[Given task]: Look through the data below. Collect every line where the word "increase" occurs.

[Entries supplied]:
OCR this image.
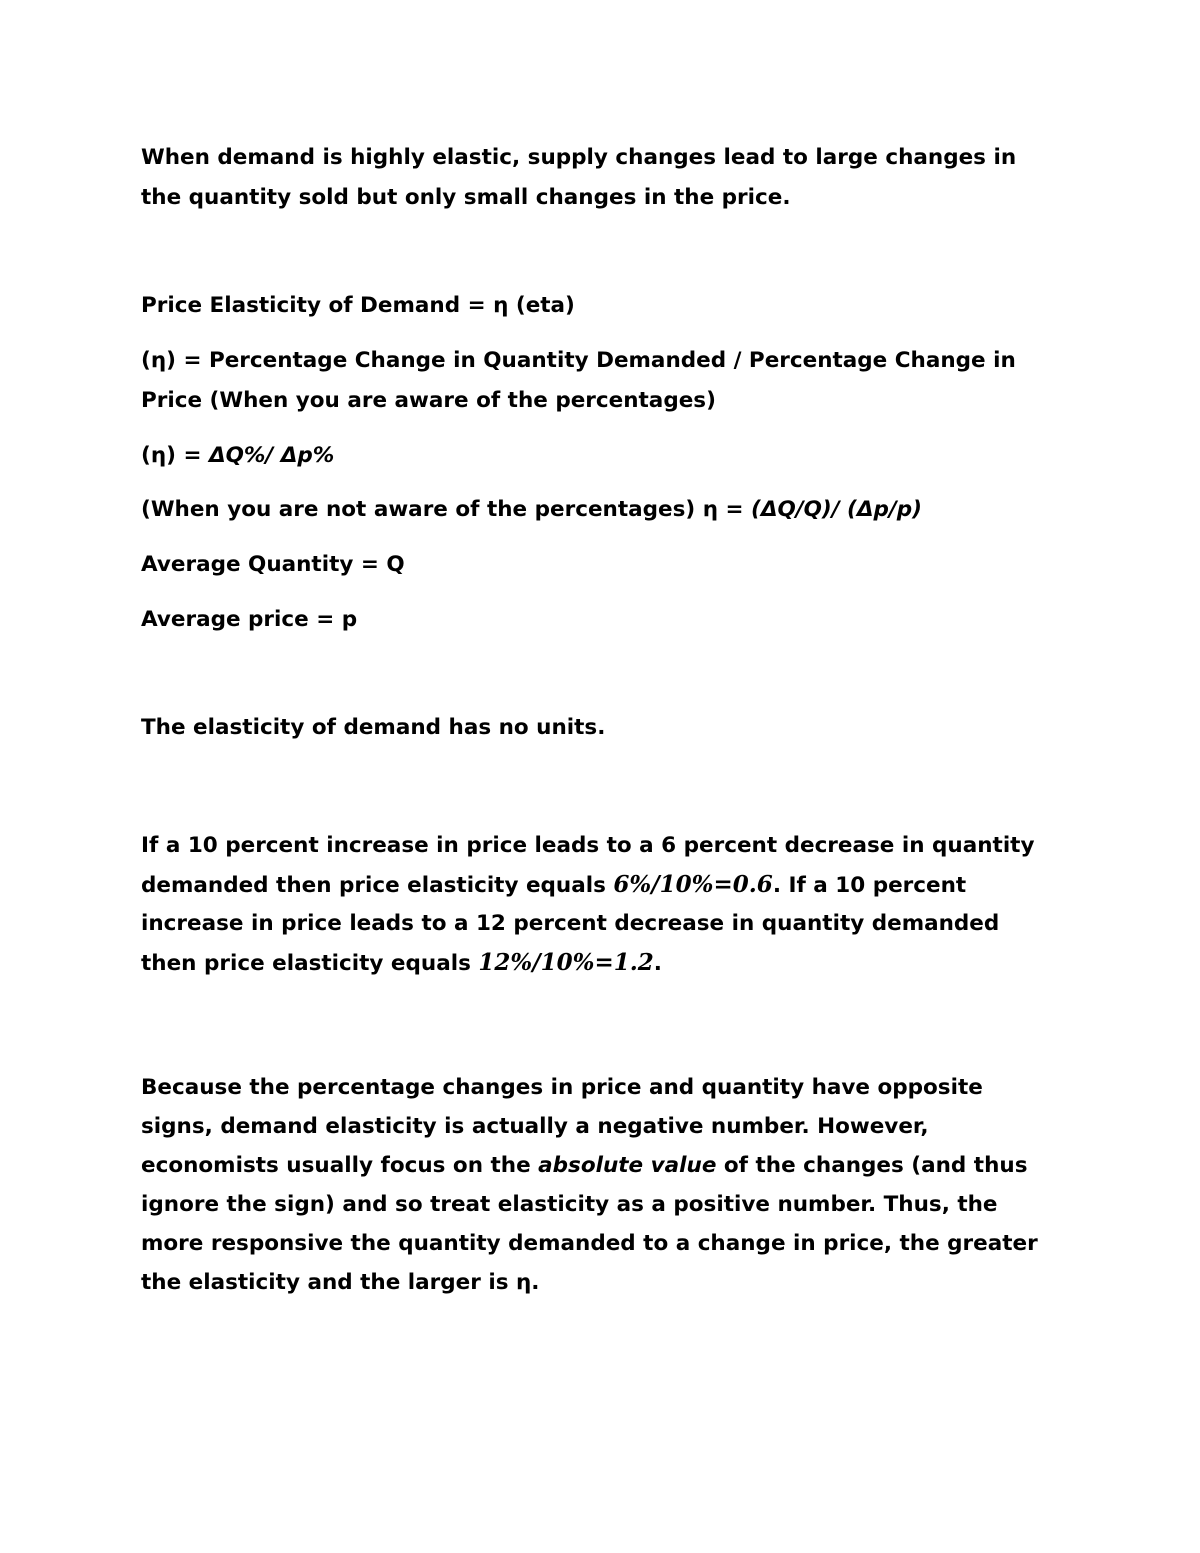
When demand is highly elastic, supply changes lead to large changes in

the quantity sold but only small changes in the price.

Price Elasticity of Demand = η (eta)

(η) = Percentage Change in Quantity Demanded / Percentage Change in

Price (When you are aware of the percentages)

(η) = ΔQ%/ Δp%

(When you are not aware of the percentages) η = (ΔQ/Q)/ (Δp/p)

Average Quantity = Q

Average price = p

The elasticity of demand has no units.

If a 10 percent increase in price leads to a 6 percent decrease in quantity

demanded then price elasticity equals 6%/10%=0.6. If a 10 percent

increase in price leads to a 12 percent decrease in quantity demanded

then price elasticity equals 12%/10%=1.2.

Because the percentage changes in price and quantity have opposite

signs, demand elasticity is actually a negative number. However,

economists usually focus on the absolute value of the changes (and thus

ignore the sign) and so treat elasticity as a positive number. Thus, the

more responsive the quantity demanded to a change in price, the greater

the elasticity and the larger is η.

==

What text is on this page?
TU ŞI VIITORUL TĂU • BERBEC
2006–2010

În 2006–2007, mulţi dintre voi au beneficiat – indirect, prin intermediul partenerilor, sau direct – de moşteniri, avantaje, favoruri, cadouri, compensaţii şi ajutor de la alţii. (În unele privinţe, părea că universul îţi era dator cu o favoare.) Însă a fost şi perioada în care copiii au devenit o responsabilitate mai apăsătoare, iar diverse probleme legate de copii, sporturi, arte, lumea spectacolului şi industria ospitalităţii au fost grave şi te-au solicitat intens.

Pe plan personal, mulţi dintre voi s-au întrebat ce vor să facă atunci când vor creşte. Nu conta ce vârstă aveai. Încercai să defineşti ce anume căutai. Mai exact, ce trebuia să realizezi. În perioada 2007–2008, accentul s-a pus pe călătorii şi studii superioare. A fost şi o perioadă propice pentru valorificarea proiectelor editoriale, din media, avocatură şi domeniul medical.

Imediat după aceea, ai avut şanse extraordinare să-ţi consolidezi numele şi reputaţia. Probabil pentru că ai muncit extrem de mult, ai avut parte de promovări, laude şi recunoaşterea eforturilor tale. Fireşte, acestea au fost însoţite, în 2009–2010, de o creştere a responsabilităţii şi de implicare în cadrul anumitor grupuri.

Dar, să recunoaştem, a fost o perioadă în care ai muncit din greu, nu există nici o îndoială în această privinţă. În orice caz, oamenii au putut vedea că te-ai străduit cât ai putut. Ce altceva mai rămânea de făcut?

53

[Result of this task]:
If a 10 percent increase in price leads to a 6 percent decrease in quantity
increase in price leads to a 12 percent decrease in quantity demanded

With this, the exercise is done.